Below are records to transcribe exactly, without their pictures.

##### Recorded information

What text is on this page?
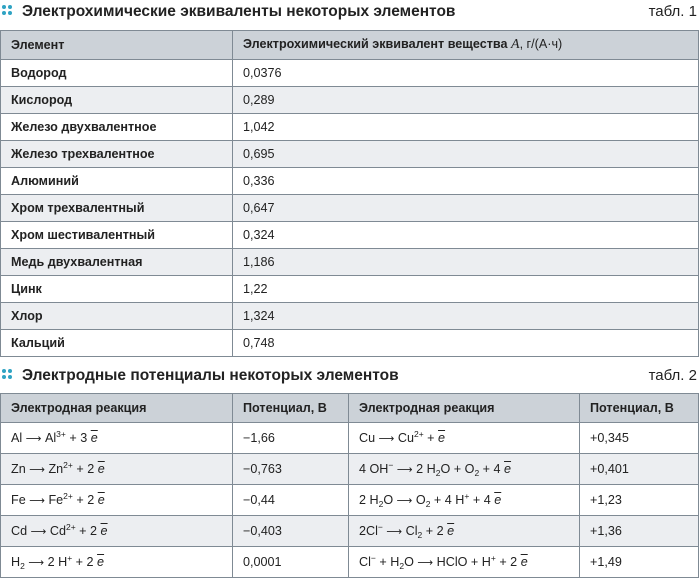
Электрохимические эквиваленты некоторых элементов	табл. 1
Элемент	Электрохимический эквивалент вещества A, г/(А·ч)
Водород	0,0376
Кислород	0,289
Железо двухвалентное	1,042
Железо трехвалентное	0,695
Алюминий	0,336
Хром трехвалентный	0,647
Хром шестивалентный	0,324
Медь двухвалентная	1,186
Цинк	1,22
Хлор	1,324
Кальций	0,748
Электродные потенциалы некоторых элементов	табл. 2
Электродная реакция	Потенциал, В	Электродная реакция	Потенциал, В
Al ⟶ $Al^{3+} + 3$ $\overline{e}$	−1,66	Cu ⟶ $Cu^{2+} + \overline{e}$	+0,345
Zn ⟶ $Zn^{2+} + 2$ $\overline{e}$	−0,763	4 OH− ⟶ 2 $H_2O + O_2 + 4$ $\overline{e}$	+0,401
Fe ⟶ $Fe^{2+} + 2$ $\overline{e}$	−0,44	2 $H_2O$ ⟶ $O_2 + 4$ H+ + 4 $\overline{e}$	+1,23
Cd ⟶ $Cd^{2+} + 2$ $\overline{e}$	−0,403	2Cl− ⟶ $Cl_2 + 2$ $\overline{e}$	+1,36
$H_2$ ⟶ 2 H+ + 2 $\overline{e}$	0,0001	$Cl^- + H_2O$ ⟶ HClO + H+ + 2 $\overline{e}$	+1,49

##########

■ **Solved exercise**:
What text is on this page?
Электрохимические эквиваленты некоторых элементов	табл. 1
Элемент	Электрохимический эквивалент вещества A, г/(А·ч)
Водород	0,0376
Кислород	0,289
Железо двухвалентное	1,042
Железо трехвалентное	0,695
Алюминий	0,336
Хром трехвалентный	0,647
Хром шестивалентный	0,324
Медь двухвалентная	1,186
Цинк	1,22
Хлор	1,324
Кальций	0,748
Электродные потенциалы некоторых элементов	табл. 2
Электродная реакция	Потенциал, В	Электродная реакция	Потенциал, В
Al ⟶ $Al^{3+} + 3$ $\overline{e}$	−1,66	Cu ⟶ $Cu^{2+} + \overline{e}$	+0,345
Zn ⟶ $Zn^{2+} + 2$ $\overline{e}$	−0,763	4 OH− ⟶ 2 $H_2O + O_2 + 4$ $\overline{e}$	+0,401
Fe ⟶ $Fe^{2+} + 2$ $\overline{e}$	−0,44	2 $H_2O$ ⟶ $O_2 + 4$ H+ + 4 $\overline{e}$	+1,23
Cd ⟶ $Cd^{2+} + 2$ $\overline{e}$	−0,403	2Cl− ⟶ $Cl_2 + 2$ $\overline{e}$	+1,36
$H_2$ ⟶ 2 H+ + 2 $\overline{e}$	0,0001	$Cl^- + H_2O$ ⟶ HClO + H+ + 2 $\overline{e}$	+1,49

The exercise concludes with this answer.